*Exercise prompt*.
Restate every line of the material, word for word.

*Material for the task*.
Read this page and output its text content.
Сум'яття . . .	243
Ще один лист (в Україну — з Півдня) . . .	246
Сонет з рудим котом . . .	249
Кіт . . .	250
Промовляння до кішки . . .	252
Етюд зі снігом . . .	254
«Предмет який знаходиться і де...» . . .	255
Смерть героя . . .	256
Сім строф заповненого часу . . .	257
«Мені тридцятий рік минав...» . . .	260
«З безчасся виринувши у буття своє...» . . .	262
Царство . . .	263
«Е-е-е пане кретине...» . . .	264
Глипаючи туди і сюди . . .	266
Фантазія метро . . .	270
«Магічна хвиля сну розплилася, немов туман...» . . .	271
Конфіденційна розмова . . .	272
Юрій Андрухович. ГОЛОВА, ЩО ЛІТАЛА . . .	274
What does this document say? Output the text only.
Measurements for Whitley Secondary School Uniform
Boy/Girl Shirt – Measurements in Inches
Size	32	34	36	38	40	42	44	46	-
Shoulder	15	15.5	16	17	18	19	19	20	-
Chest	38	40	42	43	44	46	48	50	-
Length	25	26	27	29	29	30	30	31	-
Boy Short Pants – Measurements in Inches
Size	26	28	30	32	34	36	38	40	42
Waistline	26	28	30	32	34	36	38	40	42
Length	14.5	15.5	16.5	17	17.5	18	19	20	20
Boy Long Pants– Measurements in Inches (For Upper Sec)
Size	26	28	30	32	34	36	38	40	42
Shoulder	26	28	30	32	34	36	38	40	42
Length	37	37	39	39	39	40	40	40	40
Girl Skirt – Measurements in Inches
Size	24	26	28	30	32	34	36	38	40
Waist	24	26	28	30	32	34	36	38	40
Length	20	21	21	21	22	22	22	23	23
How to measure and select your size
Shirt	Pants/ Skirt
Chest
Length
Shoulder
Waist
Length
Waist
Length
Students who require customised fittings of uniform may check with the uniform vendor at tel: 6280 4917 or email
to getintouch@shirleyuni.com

*Exercise result*.
Read this page and output its text content.
Сум'яття . . .	243
Ще один лист (в Україну — з Півдня) . . .	246
Сонет з рудим котом . . .	249
Кіт . . .	250
Промовляння до кішки . . .	252
Етюд зі снігом . . .	254
«Предмет який знаходиться і де...» . . .	255
Смерть героя . . .	256
Сім строф заповненого часу . . .	257
«Мені тридцятий рік минав...» . . .	260
«З безчасся виринувши у буття своє...» . . .	262
Царство . . .	263
«Е-е-е пане кретине...» . . .	264
Глипаючи туди і сюди . . .	266
Фантазія метро . . .	270
«Магічна хвиля сну розплилася, немов туман...» . . .	271
Конфіденційна розмова . . .	272
Юрій Андрухович. ГОЛОВА, ЩО ЛІТАЛА . . .	274
What does this document say? Output the text only.
Measurements for Whitley Secondary School Uniform
Boy/Girl Shirt – Measurements in Inches
Size	32	34	36	38	40	42	44	46	-
Shoulder	15	15.5	16	17	18	19	19	20	-
Chest	38	40	42	43	44	46	48	50	-
Length	25	26	27	29	29	30	30	31	-
Boy Short Pants – Measurements in Inches
Size	26	28	30	32	34	36	38	40	42
Waistline	26	28	30	32	34	36	38	40	42
Length	14.5	15.5	16.5	17	17.5	18	19	20	20
Boy Long Pants– Measurements in Inches (For Upper Sec)
Size	26	28	30	32	34	36	38	40	42
Shoulder	26	28	30	32	34	36	38	40	42
Length	37	37	39	39	39	40	40	40	40
Girl Skirt – Measurements in Inches
Size	24	26	28	30	32	34	36	38	40
Waist	24	26	28	30	32	34	36	38	40
Length	20	21	21	21	22	22	22	23	23
How to measure and select your size
Shirt	Pants/ Skirt
Chest
Length
Shoulder
Waist
Length
Waist
Length
Students who require customised fittings of uniform may check with the uniform vendor at tel: 6280 4917 or email
to getintouch@shirleyuni.com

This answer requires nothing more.